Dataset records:
▬▬▬▬▬▬▬▬▬▬

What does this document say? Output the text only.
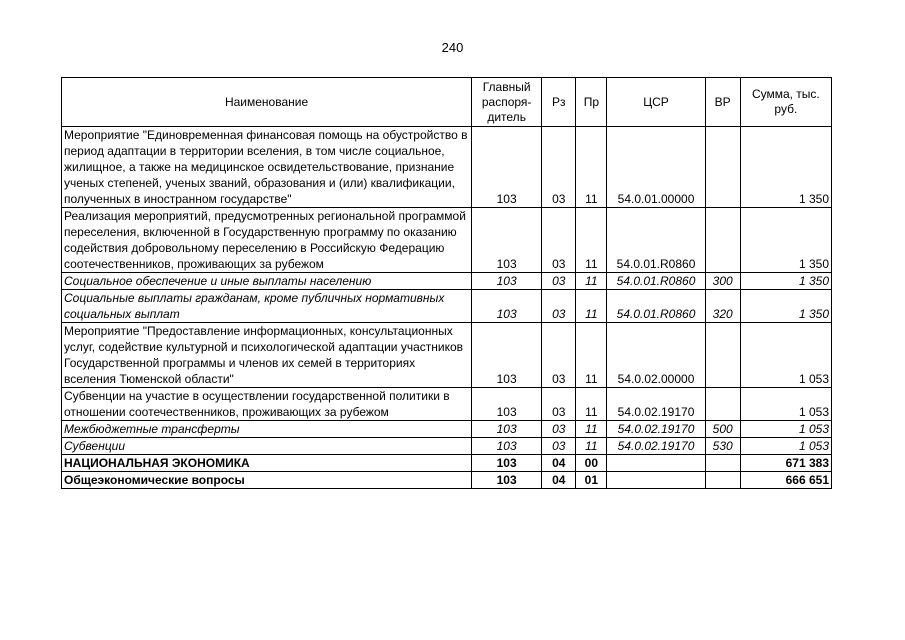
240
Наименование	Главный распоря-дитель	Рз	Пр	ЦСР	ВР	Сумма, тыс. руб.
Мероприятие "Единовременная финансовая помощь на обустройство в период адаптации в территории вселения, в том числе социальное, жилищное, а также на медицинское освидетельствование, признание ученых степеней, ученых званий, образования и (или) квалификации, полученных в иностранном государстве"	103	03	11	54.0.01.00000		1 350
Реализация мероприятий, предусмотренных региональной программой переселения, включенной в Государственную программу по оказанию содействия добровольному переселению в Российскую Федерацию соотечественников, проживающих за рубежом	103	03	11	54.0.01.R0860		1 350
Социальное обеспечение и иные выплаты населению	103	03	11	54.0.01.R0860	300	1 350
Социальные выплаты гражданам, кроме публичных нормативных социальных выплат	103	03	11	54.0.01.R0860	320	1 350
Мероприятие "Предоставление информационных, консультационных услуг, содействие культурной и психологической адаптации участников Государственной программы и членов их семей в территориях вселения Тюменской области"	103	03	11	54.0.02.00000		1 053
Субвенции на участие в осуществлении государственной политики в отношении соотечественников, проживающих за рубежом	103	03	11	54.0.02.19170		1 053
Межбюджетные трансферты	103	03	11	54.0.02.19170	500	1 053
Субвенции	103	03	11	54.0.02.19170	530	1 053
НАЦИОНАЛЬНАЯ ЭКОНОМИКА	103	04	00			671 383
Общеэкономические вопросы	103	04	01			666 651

▬▬▬▬▬▬▬▬▬▬

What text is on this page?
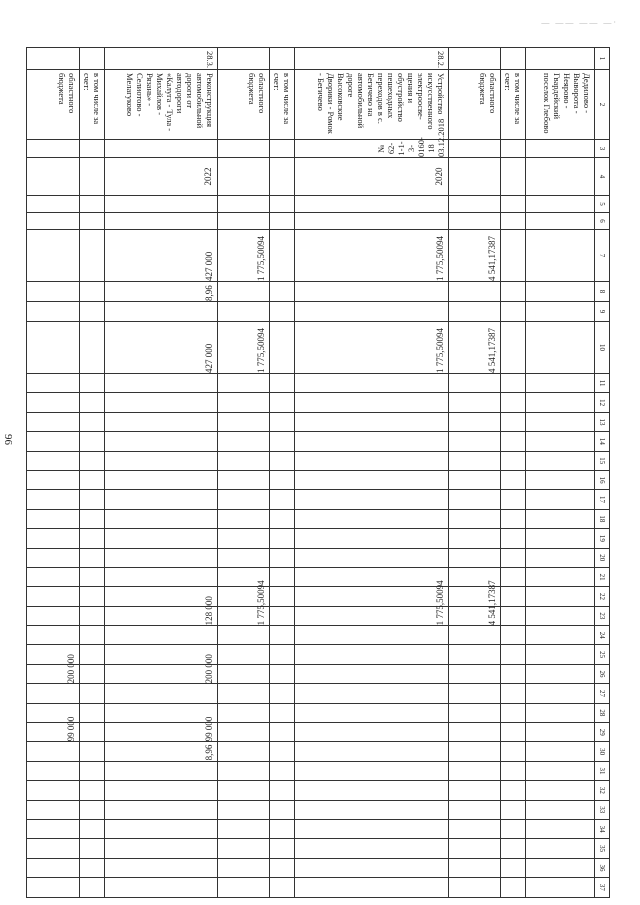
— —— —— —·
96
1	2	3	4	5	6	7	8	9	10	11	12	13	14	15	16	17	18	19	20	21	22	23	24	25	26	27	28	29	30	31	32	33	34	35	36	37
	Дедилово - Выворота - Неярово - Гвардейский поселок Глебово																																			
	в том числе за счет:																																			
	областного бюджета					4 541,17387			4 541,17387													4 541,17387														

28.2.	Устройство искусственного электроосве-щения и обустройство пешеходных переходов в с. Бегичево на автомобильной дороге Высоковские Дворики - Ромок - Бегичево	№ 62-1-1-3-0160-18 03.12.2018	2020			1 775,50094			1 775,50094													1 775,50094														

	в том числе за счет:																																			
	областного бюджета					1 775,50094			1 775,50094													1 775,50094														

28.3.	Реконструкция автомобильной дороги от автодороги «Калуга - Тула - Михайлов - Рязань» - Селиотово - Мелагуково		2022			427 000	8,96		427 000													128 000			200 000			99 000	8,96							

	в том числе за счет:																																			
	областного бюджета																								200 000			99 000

▬▬▬▬▬▬▬▬▬▬

Check each line above for the string "бюджета", then copy the ones that have it.

Full response:
	областного бюджета					4 541,17387			4 541,17387													4 541,17387														
	областного бюджета					1 775,50094			1 775,50094													1 775,50094														
	областного бюджета																								200 000			99 000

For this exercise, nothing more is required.